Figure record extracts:
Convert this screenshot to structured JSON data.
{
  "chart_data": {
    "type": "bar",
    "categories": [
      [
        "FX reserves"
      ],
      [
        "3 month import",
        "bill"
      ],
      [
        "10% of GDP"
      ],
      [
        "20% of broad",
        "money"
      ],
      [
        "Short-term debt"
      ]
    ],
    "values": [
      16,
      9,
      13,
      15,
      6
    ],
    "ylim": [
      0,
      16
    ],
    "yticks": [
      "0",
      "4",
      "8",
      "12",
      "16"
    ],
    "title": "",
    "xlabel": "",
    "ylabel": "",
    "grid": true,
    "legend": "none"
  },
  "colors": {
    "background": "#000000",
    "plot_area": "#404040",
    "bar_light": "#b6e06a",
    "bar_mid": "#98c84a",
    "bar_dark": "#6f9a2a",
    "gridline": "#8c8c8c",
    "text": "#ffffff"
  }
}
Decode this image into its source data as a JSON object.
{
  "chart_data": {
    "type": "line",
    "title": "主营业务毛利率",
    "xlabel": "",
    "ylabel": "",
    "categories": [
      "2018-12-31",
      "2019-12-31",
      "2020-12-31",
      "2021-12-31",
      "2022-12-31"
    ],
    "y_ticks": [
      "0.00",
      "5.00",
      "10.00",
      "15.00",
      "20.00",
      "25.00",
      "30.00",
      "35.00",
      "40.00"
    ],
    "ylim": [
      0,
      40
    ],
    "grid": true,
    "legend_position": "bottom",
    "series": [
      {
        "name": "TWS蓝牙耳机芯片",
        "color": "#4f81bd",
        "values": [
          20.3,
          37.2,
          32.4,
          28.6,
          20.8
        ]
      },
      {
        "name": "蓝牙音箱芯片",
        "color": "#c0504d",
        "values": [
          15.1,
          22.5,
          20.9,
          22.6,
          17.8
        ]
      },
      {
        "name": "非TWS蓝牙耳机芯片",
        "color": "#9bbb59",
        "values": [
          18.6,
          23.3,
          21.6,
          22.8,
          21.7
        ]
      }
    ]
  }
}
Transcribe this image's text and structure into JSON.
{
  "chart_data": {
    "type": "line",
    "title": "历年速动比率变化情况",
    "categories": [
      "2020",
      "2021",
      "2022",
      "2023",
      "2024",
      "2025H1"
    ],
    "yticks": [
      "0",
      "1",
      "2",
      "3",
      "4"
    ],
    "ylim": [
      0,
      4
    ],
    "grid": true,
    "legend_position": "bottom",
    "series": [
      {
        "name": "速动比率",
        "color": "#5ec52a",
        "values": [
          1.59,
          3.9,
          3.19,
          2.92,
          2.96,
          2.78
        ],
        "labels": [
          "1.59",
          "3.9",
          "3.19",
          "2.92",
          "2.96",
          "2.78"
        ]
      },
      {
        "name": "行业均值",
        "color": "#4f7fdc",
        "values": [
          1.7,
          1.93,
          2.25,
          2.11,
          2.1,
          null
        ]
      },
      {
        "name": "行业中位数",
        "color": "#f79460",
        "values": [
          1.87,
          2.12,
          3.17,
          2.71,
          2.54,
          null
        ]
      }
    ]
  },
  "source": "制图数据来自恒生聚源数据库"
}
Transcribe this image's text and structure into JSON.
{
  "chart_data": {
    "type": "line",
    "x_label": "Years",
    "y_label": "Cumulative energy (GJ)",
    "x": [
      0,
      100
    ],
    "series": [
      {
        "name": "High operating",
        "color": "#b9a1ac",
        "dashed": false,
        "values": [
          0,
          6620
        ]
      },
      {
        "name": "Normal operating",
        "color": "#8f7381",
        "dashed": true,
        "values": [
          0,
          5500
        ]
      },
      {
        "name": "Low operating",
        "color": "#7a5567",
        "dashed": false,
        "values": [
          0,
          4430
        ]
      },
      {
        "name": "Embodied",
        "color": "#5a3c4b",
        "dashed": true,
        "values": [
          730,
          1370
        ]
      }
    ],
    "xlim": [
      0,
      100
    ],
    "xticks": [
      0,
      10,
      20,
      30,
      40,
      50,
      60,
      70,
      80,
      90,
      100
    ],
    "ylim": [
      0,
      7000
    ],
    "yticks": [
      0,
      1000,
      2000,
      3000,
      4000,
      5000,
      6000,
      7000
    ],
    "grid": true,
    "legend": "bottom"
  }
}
* * *
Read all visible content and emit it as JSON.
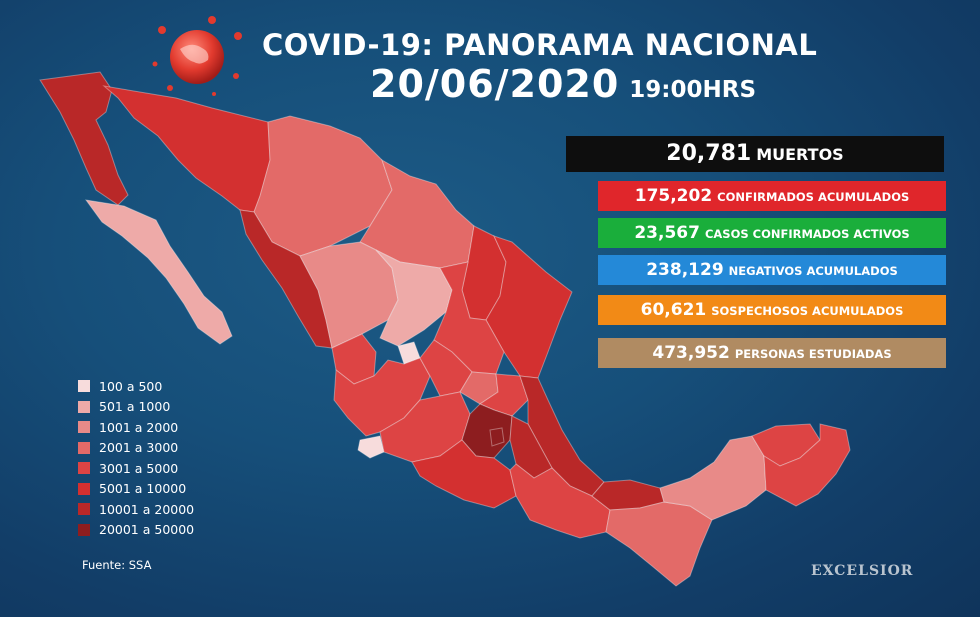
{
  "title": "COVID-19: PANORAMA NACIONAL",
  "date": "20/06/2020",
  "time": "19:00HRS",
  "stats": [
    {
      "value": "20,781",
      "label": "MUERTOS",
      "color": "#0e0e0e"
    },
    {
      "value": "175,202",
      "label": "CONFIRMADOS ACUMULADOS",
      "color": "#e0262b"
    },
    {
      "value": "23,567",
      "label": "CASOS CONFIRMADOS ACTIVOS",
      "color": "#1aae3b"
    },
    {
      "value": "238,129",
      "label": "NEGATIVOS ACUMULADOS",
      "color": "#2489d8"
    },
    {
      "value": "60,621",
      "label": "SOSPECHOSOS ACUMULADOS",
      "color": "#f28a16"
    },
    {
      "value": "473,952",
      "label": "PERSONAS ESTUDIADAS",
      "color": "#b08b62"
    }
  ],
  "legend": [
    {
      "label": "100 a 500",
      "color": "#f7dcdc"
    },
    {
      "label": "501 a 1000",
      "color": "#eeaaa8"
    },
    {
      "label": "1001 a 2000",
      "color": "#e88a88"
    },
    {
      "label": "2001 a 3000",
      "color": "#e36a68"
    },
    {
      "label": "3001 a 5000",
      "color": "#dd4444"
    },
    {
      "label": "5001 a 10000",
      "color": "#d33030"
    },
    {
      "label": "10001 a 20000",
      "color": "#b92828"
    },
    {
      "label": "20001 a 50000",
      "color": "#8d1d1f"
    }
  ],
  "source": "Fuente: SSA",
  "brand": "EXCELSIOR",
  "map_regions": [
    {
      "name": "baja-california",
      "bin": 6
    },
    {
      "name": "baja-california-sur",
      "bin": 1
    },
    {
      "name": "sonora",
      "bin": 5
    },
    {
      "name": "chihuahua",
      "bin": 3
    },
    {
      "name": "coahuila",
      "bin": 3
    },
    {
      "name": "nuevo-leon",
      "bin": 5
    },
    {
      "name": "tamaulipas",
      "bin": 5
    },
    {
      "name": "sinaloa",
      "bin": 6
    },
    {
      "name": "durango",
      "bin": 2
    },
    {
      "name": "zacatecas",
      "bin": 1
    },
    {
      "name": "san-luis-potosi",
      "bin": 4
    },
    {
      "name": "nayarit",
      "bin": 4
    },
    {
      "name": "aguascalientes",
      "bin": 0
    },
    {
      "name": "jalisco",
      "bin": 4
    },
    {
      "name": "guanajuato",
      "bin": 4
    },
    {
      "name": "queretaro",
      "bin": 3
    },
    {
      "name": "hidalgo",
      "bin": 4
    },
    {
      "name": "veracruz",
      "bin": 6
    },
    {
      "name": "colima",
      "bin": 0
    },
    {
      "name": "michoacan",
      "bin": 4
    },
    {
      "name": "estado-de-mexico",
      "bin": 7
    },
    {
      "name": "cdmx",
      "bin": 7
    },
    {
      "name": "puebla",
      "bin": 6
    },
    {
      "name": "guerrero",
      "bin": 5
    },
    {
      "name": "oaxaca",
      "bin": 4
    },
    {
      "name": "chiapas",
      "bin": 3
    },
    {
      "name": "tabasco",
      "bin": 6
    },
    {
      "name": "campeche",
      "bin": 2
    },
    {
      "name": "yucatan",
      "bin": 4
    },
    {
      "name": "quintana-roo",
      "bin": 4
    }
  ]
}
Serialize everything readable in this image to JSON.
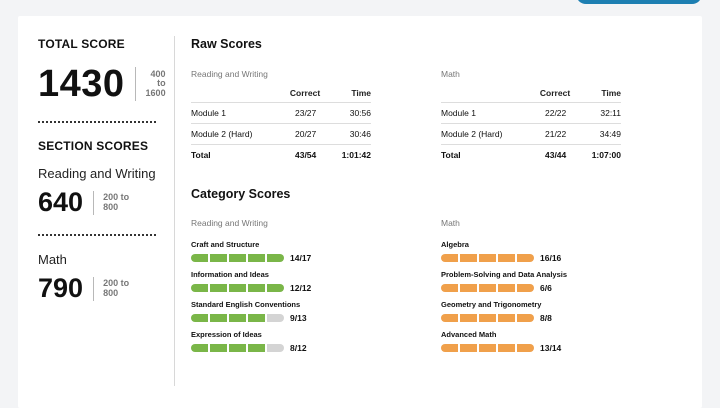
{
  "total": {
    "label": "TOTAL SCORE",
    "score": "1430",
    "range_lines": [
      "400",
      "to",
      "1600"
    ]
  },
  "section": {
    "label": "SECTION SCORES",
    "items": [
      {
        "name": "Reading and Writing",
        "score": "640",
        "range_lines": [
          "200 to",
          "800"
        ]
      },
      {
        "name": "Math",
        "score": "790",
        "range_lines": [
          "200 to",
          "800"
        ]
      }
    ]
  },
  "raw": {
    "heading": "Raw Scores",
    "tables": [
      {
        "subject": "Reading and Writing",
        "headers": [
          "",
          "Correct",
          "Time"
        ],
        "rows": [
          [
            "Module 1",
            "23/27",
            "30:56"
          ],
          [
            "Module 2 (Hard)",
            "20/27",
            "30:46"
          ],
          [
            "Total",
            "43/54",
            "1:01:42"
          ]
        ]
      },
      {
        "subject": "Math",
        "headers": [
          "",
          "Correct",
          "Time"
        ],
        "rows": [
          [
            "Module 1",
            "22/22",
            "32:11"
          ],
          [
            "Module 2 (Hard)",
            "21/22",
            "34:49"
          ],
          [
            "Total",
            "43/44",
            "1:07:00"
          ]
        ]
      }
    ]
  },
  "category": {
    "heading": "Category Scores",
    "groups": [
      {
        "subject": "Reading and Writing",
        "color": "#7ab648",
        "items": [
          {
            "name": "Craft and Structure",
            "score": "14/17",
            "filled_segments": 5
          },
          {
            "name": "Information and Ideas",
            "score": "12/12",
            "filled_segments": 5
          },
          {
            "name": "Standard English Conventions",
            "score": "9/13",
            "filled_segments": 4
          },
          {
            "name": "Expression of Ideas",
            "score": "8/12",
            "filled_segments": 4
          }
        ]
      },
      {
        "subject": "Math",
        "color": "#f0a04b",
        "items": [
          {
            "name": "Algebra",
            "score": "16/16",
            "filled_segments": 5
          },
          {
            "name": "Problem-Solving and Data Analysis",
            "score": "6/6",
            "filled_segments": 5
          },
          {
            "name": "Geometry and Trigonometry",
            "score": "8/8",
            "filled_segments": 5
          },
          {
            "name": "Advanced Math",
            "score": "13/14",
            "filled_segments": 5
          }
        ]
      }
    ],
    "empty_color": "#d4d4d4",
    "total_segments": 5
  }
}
...
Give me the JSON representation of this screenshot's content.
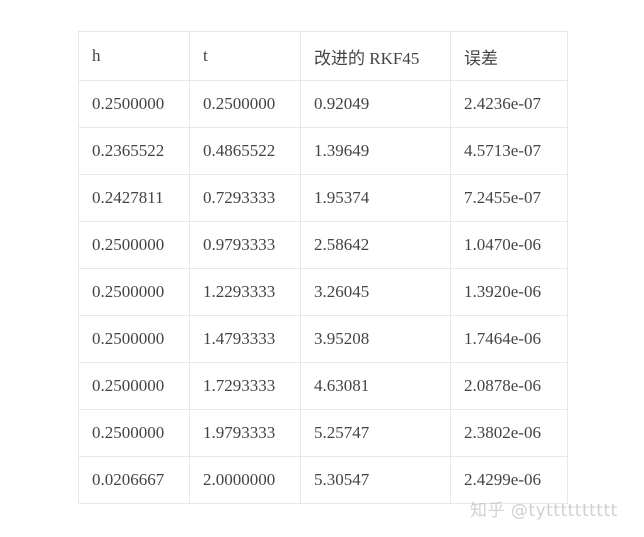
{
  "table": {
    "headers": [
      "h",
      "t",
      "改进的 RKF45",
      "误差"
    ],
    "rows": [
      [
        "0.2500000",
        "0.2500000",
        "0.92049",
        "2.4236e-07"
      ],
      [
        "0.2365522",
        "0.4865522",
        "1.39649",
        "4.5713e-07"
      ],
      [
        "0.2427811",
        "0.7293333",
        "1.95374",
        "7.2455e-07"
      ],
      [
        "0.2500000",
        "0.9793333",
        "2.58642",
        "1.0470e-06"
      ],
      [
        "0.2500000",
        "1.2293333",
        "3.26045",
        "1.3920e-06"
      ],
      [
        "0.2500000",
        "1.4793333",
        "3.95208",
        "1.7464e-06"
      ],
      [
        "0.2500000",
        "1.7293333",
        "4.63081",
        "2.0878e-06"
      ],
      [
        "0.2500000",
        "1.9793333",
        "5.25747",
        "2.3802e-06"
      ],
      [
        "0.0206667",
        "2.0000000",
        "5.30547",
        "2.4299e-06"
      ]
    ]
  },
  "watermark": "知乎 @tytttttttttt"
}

_Exercise task_. Each line with the string "heading" in it needs to be found and copied.

_Result for this exercise_.
    "heading": "Raw Scores",
    "heading": "Category Scores",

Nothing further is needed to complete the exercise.